Source records
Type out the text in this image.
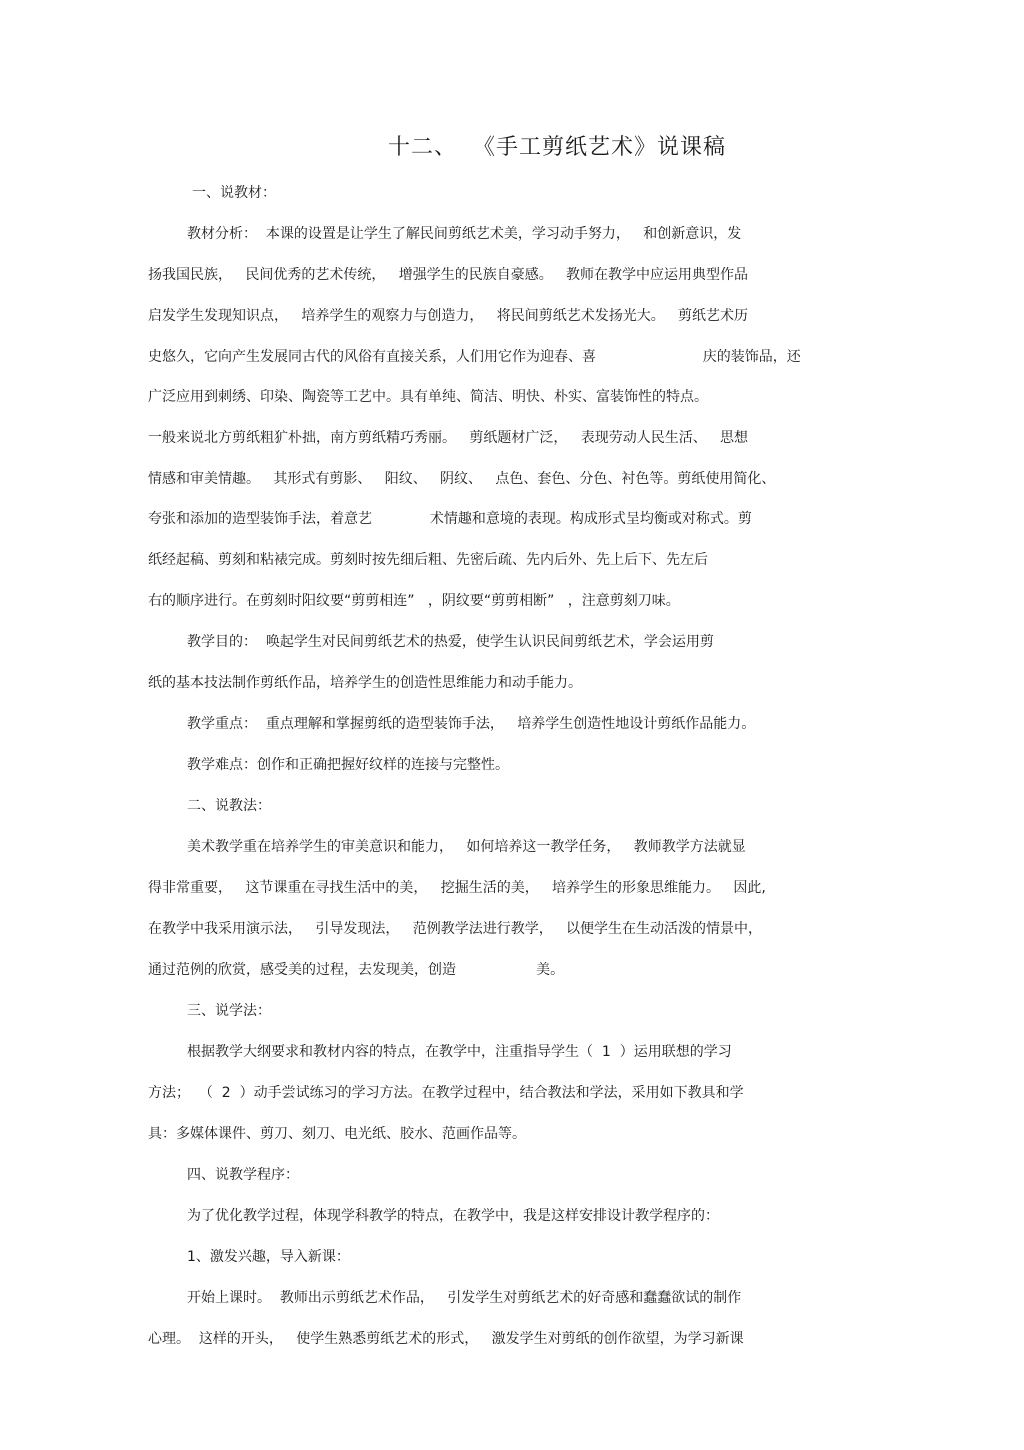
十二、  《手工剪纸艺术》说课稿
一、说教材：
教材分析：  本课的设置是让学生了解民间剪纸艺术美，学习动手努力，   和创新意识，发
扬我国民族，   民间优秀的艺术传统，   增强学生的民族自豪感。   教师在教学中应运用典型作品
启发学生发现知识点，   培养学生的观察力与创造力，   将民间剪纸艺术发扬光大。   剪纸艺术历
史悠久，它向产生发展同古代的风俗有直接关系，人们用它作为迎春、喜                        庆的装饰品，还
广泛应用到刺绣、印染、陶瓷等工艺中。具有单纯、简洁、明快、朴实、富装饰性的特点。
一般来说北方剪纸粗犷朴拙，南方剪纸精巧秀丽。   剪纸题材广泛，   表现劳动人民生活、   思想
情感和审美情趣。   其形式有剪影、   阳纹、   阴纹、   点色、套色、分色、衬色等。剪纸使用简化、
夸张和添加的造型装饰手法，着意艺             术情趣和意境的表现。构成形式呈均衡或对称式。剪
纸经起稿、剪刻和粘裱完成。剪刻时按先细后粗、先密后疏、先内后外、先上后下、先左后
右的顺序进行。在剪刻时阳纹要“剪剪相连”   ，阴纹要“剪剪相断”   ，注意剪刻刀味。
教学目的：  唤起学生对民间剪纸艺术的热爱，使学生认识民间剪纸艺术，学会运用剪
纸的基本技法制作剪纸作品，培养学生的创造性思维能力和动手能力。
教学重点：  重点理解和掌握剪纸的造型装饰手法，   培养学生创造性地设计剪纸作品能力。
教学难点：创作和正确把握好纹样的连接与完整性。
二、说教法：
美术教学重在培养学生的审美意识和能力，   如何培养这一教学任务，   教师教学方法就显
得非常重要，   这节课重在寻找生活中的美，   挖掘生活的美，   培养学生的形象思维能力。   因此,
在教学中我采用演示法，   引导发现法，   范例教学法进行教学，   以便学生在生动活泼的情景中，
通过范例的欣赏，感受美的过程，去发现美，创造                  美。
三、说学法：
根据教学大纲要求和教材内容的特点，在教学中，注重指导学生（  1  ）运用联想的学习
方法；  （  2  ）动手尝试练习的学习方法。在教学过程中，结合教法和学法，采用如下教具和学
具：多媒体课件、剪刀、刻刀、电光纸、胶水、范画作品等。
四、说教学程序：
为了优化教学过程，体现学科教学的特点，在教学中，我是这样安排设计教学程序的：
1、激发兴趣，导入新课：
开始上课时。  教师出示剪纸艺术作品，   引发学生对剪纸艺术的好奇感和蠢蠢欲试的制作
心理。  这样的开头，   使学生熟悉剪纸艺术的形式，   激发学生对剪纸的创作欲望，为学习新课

==

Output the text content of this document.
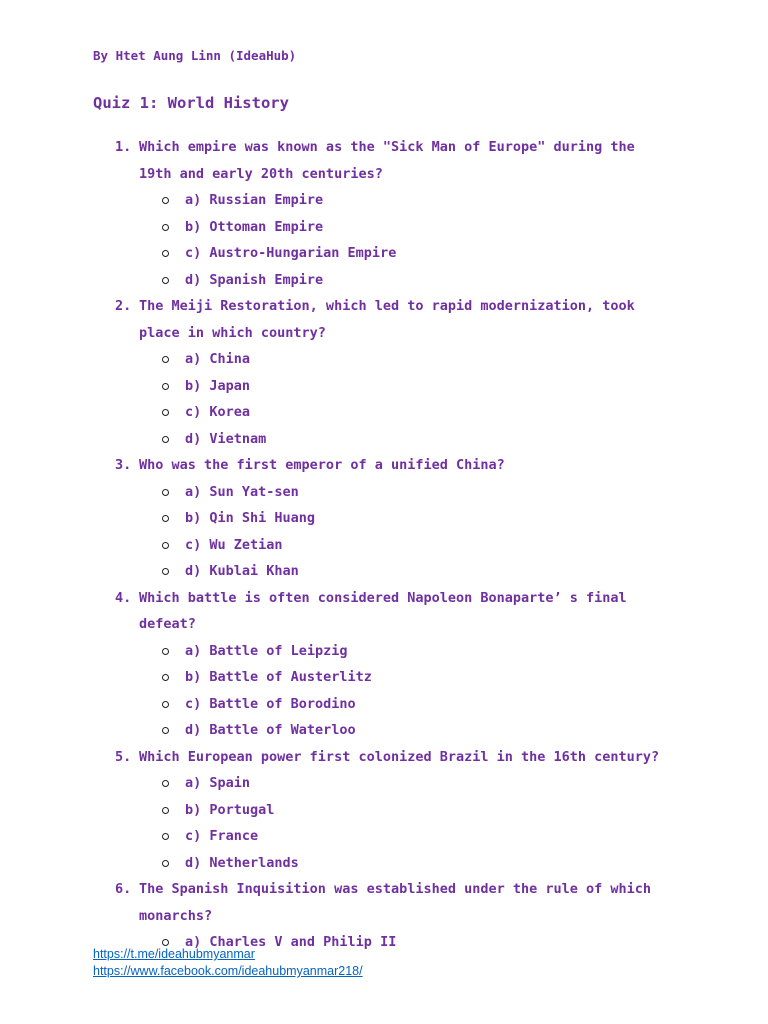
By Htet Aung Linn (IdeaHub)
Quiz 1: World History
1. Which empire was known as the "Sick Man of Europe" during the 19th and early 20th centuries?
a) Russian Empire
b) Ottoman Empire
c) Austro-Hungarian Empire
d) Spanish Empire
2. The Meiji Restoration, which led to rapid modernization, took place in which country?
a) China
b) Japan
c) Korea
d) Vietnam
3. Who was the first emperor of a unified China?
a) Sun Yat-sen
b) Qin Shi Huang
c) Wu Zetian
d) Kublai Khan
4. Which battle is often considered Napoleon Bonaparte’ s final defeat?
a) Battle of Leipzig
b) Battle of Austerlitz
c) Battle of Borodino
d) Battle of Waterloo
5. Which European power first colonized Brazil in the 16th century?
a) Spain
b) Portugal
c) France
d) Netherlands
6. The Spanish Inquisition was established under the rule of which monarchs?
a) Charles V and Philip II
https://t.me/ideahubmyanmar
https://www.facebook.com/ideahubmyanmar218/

...

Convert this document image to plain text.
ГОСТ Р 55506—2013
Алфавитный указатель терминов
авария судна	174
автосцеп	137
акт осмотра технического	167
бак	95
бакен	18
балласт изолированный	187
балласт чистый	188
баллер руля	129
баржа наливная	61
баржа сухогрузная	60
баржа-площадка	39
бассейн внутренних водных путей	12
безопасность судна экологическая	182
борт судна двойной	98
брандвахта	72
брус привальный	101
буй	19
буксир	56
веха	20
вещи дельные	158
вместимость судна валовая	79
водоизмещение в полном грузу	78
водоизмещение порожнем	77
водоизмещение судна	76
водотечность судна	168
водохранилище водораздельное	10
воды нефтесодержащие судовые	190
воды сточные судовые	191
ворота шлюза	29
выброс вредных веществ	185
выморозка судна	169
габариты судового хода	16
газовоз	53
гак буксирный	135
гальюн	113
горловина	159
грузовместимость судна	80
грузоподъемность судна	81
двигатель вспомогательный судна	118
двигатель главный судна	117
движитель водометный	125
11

Directive
Determine how many lines include the word "image" and report that number by itself.

Solution to this task
2